[start of SUPPLIED MATERIAL]

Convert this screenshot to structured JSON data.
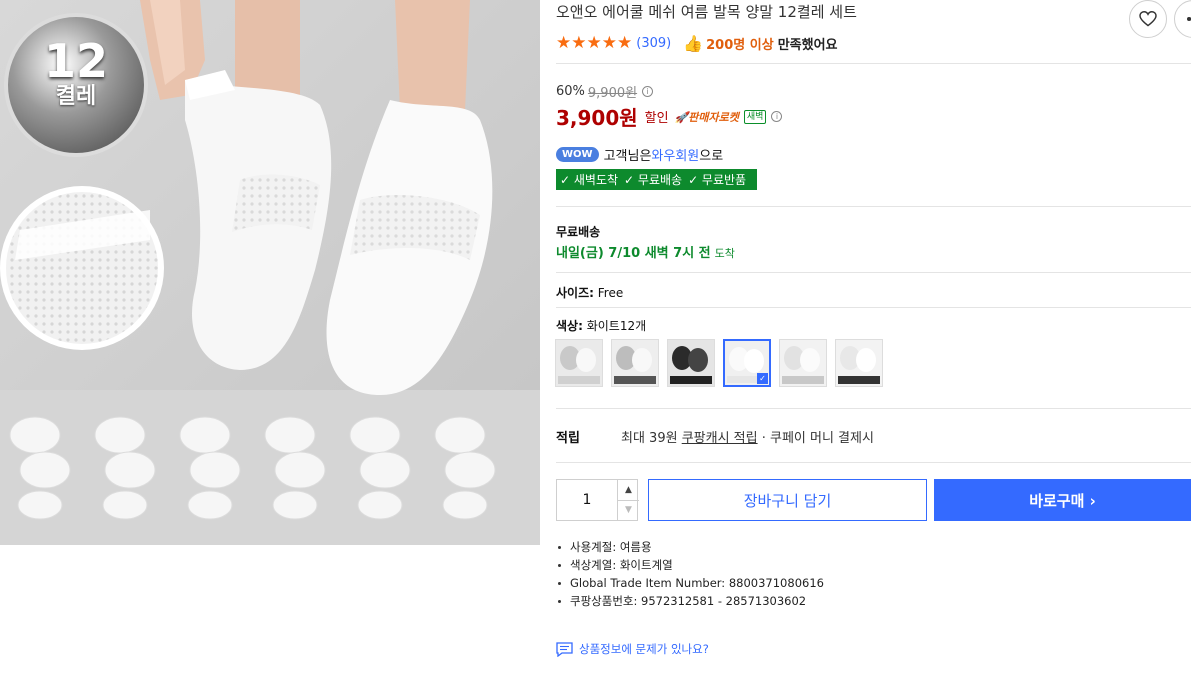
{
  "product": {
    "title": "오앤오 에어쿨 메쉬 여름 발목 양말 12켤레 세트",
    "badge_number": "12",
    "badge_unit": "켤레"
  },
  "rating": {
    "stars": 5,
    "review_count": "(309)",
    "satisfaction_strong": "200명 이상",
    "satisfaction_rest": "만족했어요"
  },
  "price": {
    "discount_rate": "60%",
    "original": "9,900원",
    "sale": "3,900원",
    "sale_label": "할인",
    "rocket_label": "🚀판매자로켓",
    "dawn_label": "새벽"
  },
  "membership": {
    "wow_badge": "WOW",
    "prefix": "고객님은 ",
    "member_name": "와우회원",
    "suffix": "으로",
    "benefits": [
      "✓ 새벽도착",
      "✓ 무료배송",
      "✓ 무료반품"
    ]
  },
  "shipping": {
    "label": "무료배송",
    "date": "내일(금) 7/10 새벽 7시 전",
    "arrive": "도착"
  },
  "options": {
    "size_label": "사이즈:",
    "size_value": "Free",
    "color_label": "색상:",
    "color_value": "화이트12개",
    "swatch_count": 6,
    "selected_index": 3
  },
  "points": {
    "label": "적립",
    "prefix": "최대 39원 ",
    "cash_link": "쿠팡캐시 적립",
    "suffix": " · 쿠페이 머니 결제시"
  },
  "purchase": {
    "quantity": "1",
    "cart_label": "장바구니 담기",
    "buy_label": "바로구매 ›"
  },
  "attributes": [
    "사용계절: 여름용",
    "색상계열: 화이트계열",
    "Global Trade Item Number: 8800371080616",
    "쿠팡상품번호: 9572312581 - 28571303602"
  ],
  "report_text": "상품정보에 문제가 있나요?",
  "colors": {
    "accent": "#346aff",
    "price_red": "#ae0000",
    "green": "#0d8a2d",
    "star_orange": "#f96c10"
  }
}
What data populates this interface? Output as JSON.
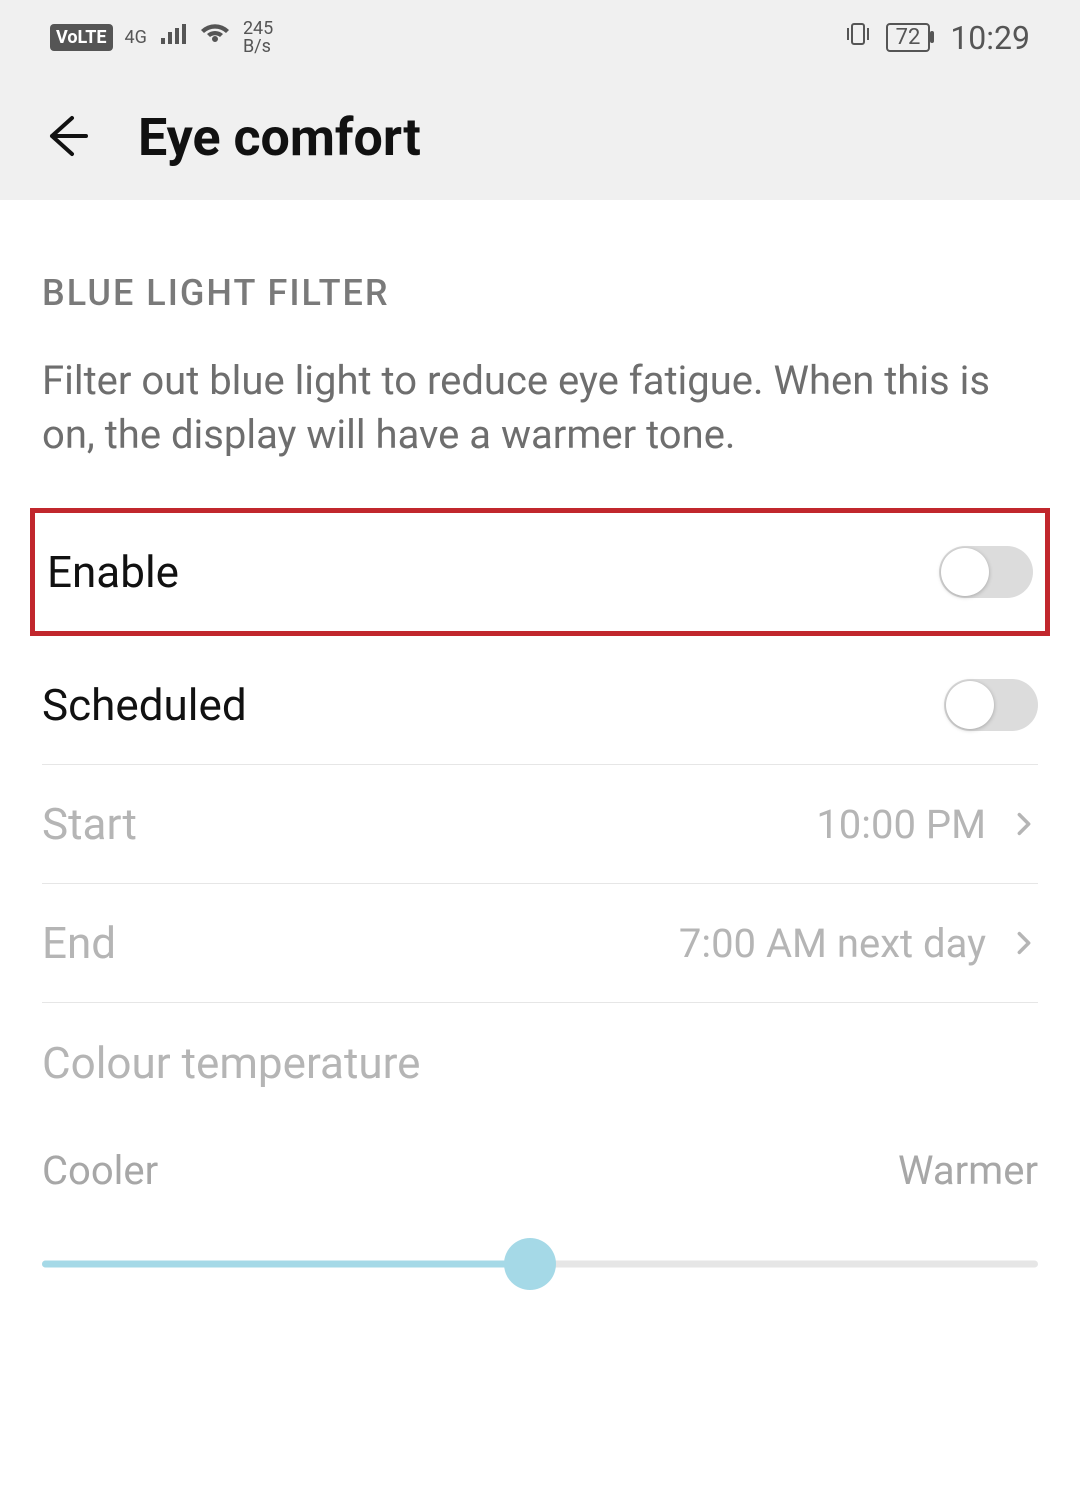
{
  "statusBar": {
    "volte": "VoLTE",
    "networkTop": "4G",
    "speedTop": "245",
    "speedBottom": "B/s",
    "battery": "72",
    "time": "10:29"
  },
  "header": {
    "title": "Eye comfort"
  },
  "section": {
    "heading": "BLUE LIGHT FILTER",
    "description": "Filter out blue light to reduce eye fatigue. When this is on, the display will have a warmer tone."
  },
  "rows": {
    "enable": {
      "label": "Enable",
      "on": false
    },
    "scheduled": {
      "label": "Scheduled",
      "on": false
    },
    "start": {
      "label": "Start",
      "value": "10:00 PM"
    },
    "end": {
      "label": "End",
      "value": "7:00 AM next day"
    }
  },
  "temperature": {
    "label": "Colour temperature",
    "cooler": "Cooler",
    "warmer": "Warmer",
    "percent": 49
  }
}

[end of SUPPLIED MATERIAL]

YOUR INSTRUCTIONS
Transcribe all the lines above exactly, apart from the pictures.

REPLY
Convert this screenshot to structured JSON data.
{
  "product": {
    "title": "오앤오 에어쿨 메쉬 여름 발목 양말 12켤레 세트",
    "badge_number": "12",
    "badge_unit": "켤레"
  },
  "rating": {
    "stars": 5,
    "review_count": "(309)",
    "satisfaction_strong": "200명 이상",
    "satisfaction_rest": "만족했어요"
  },
  "price": {
    "discount_rate": "60%",
    "original": "9,900원",
    "sale": "3,900원",
    "sale_label": "할인",
    "rocket_label": "🚀판매자로켓",
    "dawn_label": "새벽"
  },
  "membership": {
    "wow_badge": "WOW",
    "prefix": "고객님은 ",
    "member_name": "와우회원",
    "suffix": "으로",
    "benefits": [
      "✓ 새벽도착",
      "✓ 무료배송",
      "✓ 무료반품"
    ]
  },
  "shipping": {
    "label": "무료배송",
    "date": "내일(금) 7/10 새벽 7시 전",
    "arrive": "도착"
  },
  "options": {
    "size_label": "사이즈:",
    "size_value": "Free",
    "color_label": "색상:",
    "color_value": "화이트12개",
    "swatch_count": 6,
    "selected_index": 3
  },
  "points": {
    "label": "적립",
    "prefix": "최대 39원 ",
    "cash_link": "쿠팡캐시 적립",
    "suffix": " · 쿠페이 머니 결제시"
  },
  "purchase": {
    "quantity": "1",
    "cart_label": "장바구니 담기",
    "buy_label": "바로구매 ›"
  },
  "attributes": [
    "사용계절: 여름용",
    "색상계열: 화이트계열",
    "Global Trade Item Number: 8800371080616",
    "쿠팡상품번호: 9572312581 - 28571303602"
  ],
  "report_text": "상품정보에 문제가 있나요?",
  "colors": {
    "accent": "#346aff",
    "price_red": "#ae0000",
    "green": "#0d8a2d",
    "star_orange": "#f96c10"
  }
}
What data populates this interface? Output as JSON.
{
  "statusBar": {
    "volte": "VoLTE",
    "networkTop": "4G",
    "speedTop": "245",
    "speedBottom": "B/s",
    "battery": "72",
    "time": "10:29"
  },
  "header": {
    "title": "Eye comfort"
  },
  "section": {
    "heading": "BLUE LIGHT FILTER",
    "description": "Filter out blue light to reduce eye fatigue. When this is on, the display will have a warmer tone."
  },
  "rows": {
    "enable": {
      "label": "Enable",
      "on": false
    },
    "scheduled": {
      "label": "Scheduled",
      "on": false
    },
    "start": {
      "label": "Start",
      "value": "10:00 PM"
    },
    "end": {
      "label": "End",
      "value": "7:00 AM next day"
    }
  },
  "temperature": {
    "label": "Colour temperature",
    "cooler": "Cooler",
    "warmer": "Warmer",
    "percent": 49
  }
}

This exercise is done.